Output the data below in full, byte for byte. Nothing may differ.

Items from a data source:

──────

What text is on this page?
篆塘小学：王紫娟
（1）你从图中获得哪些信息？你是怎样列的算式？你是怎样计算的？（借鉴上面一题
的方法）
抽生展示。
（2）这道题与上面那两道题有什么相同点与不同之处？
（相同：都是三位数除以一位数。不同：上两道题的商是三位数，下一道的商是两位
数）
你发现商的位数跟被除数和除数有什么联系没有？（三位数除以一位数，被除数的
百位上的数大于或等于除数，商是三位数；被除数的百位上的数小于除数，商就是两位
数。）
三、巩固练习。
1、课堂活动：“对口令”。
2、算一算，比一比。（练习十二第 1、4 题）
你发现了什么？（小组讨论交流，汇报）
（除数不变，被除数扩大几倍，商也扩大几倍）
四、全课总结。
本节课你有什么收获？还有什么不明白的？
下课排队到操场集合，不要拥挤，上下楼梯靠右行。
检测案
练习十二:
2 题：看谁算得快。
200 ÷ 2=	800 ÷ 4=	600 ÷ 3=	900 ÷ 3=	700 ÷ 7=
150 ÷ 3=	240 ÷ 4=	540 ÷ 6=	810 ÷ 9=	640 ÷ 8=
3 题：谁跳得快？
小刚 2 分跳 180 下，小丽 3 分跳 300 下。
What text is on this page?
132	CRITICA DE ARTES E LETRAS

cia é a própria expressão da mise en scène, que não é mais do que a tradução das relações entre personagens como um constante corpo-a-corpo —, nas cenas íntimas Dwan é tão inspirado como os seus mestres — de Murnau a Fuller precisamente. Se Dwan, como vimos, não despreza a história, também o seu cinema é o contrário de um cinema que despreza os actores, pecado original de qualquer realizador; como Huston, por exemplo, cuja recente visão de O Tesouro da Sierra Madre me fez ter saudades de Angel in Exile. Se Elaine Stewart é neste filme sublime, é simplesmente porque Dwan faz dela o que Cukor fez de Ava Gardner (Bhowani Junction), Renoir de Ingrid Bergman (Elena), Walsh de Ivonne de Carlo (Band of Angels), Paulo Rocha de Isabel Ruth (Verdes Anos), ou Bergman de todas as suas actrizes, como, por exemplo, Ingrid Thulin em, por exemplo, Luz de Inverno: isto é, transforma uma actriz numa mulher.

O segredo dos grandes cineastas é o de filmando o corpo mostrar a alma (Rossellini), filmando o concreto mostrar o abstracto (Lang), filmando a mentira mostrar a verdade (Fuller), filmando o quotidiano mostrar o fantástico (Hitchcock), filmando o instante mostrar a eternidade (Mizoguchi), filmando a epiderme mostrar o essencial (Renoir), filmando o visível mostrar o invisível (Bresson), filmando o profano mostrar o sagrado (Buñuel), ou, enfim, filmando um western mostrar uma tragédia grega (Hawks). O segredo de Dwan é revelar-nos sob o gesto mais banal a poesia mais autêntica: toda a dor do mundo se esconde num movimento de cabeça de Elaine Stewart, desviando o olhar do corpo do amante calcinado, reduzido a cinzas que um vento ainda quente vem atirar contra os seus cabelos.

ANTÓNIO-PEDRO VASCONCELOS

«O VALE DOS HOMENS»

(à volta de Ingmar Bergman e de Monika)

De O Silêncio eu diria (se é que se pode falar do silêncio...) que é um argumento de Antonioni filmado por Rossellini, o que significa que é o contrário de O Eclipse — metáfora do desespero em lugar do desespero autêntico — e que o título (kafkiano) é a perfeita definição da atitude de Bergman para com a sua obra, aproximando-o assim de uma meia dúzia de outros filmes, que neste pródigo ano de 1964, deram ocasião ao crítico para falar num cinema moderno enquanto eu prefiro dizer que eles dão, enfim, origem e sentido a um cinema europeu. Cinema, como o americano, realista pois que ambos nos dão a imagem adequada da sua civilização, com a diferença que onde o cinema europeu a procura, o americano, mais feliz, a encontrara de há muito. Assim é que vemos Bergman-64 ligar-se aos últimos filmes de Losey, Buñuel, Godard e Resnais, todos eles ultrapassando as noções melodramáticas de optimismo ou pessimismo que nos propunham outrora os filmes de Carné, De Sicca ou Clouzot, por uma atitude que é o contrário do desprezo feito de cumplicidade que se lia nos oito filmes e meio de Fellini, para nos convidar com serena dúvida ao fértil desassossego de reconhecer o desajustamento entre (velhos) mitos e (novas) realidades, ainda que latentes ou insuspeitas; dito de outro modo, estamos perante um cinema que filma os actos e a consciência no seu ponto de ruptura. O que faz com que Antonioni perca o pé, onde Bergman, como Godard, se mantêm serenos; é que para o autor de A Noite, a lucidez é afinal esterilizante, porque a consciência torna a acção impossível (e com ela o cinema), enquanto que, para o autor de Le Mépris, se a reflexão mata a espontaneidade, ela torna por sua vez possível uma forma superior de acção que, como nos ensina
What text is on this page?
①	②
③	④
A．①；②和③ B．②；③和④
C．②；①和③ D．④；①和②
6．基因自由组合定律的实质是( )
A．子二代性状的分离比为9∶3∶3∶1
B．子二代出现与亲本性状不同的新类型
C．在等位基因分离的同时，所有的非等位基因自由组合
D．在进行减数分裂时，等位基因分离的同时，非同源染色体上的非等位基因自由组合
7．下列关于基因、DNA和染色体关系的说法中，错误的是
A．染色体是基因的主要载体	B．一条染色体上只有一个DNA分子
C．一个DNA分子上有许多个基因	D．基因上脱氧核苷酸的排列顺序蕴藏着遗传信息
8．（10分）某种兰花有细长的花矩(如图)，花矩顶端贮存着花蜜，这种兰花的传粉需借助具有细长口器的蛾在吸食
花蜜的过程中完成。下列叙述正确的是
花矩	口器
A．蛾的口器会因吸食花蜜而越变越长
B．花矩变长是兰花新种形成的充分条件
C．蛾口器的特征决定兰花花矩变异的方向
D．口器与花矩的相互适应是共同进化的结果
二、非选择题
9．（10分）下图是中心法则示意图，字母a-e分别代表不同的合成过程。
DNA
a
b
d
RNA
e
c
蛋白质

──────

→ Task answer
What text is on this page?
篆塘小学：王紫娟
（1）你从图中获得哪些信息？你是怎样列的算式？你是怎样计算的？（借鉴上面一题
的方法）
抽生展示。
（2）这道题与上面那两道题有什么相同点与不同之处？
（相同：都是三位数除以一位数。不同：上两道题的商是三位数，下一道的商是两位
数）
你发现商的位数跟被除数和除数有什么联系没有？（三位数除以一位数，被除数的
百位上的数大于或等于除数，商是三位数；被除数的百位上的数小于除数，商就是两位
数。）
三、巩固练习。
1、课堂活动：“对口令”。
2、算一算，比一比。（练习十二第 1、4 题）
你发现了什么？（小组讨论交流，汇报）
（除数不变，被除数扩大几倍，商也扩大几倍）
四、全课总结。
本节课你有什么收获？还有什么不明白的？
下课排队到操场集合，不要拥挤，上下楼梯靠右行。
检测案
练习十二:
2 题：看谁算得快。
200 ÷ 2=	800 ÷ 4=	600 ÷ 3=	900 ÷ 3=	700 ÷ 7=
150 ÷ 3=	240 ÷ 4=	540 ÷ 6=	810 ÷ 9=	640 ÷ 8=
3 题：谁跳得快？
小刚 2 分跳 180 下，小丽 3 分跳 300 下。
What text is on this page?
132	CRITICA DE ARTES E LETRAS

cia é a própria expressão da mise en scène, que não é mais do que a tradução das relações entre personagens como um constante corpo-a-corpo —, nas cenas íntimas Dwan é tão inspirado como os seus mestres — de Murnau a Fuller precisamente. Se Dwan, como vimos, não despreza a história, também o seu cinema é o contrário de um cinema que despreza os actores, pecado original de qualquer realizador; como Huston, por exemplo, cuja recente visão de O Tesouro da Sierra Madre me fez ter saudades de Angel in Exile. Se Elaine Stewart é neste filme sublime, é simplesmente porque Dwan faz dela o que Cukor fez de Ava Gardner (Bhowani Junction), Renoir de Ingrid Bergman (Elena), Walsh de Ivonne de Carlo (Band of Angels), Paulo Rocha de Isabel Ruth (Verdes Anos), ou Bergman de todas as suas actrizes, como, por exemplo, Ingrid Thulin em, por exemplo, Luz de Inverno: isto é, transforma uma actriz numa mulher.

O segredo dos grandes cineastas é o de filmando o corpo mostrar a alma (Rossellini), filmando o concreto mostrar o abstracto (Lang), filmando a mentira mostrar a verdade (Fuller), filmando o quotidiano mostrar o fantástico (Hitchcock), filmando o instante mostrar a eternidade (Mizoguchi), filmando a epiderme mostrar o essencial (Renoir), filmando o visível mostrar o invisível (Bresson), filmando o profano mostrar o sagrado (Buñuel), ou, enfim, filmando um western mostrar uma tragédia grega (Hawks). O segredo de Dwan é revelar-nos sob o gesto mais banal a poesia mais autêntica: toda a dor do mundo se esconde num movimento de cabeça de Elaine Stewart, desviando o olhar do corpo do amante calcinado, reduzido a cinzas que um vento ainda quente vem atirar contra os seus cabelos.

ANTÓNIO-PEDRO VASCONCELOS

«O VALE DOS HOMENS»

(à volta de Ingmar Bergman e de Monika)

De O Silêncio eu diria (se é que se pode falar do silêncio...) que é um argumento de Antonioni filmado por Rossellini, o que significa que é o contrário de O Eclipse — metáfora do desespero em lugar do desespero autêntico — e que o título (kafkiano) é a perfeita definição da atitude de Bergman para com a sua obra, aproximando-o assim de uma meia dúzia de outros filmes, que neste pródigo ano de 1964, deram ocasião ao crítico para falar num cinema moderno enquanto eu prefiro dizer que eles dão, enfim, origem e sentido a um cinema europeu. Cinema, como o americano, realista pois que ambos nos dão a imagem adequada da sua civilização, com a diferença que onde o cinema europeu a procura, o americano, mais feliz, a encontrara de há muito. Assim é que vemos Bergman-64 ligar-se aos últimos filmes de Losey, Buñuel, Godard e Resnais, todos eles ultrapassando as noções melodramáticas de optimismo ou pessimismo que nos propunham outrora os filmes de Carné, De Sicca ou Clouzot, por uma atitude que é o contrário do desprezo feito de cumplicidade que se lia nos oito filmes e meio de Fellini, para nos convidar com serena dúvida ao fértil desassossego de reconhecer o desajustamento entre (velhos) mitos e (novas) realidades, ainda que latentes ou insuspeitas; dito de outro modo, estamos perante um cinema que filma os actos e a consciência no seu ponto de ruptura. O que faz com que Antonioni perca o pé, onde Bergman, como Godard, se mantêm serenos; é que para o autor de A Noite, a lucidez é afinal esterilizante, porque a consciência torna a acção impossível (e com ela o cinema), enquanto que, para o autor de Le Mépris, se a reflexão mata a espontaneidade, ela torna por sua vez possível uma forma superior de acção que, como nos ensina
What text is on this page?
①	②
③	④
A．①；②和③ B．②；③和④
C．②；①和③ D．④；①和②
6．基因自由组合定律的实质是( )
A．子二代性状的分离比为9∶3∶3∶1
B．子二代出现与亲本性状不同的新类型
C．在等位基因分离的同时，所有的非等位基因自由组合
D．在进行减数分裂时，等位基因分离的同时，非同源染色体上的非等位基因自由组合
7．下列关于基因、DNA和染色体关系的说法中，错误的是
A．染色体是基因的主要载体	B．一条染色体上只有一个DNA分子
C．一个DNA分子上有许多个基因	D．基因上脱氧核苷酸的排列顺序蕴藏着遗传信息
8．（10分）某种兰花有细长的花矩(如图)，花矩顶端贮存着花蜜，这种兰花的传粉需借助具有细长口器的蛾在吸食
花蜜的过程中完成。下列叙述正确的是
花矩	口器
A．蛾的口器会因吸食花蜜而越变越长
B．花矩变长是兰花新种形成的充分条件
C．蛾口器的特征决定兰花花矩变异的方向
D．口器与花矩的相互适应是共同进化的结果
二、非选择题
9．（10分）下图是中心法则示意图，字母a-e分别代表不同的合成过程。
DNA
a
b
d
RNA
e
c
蛋白质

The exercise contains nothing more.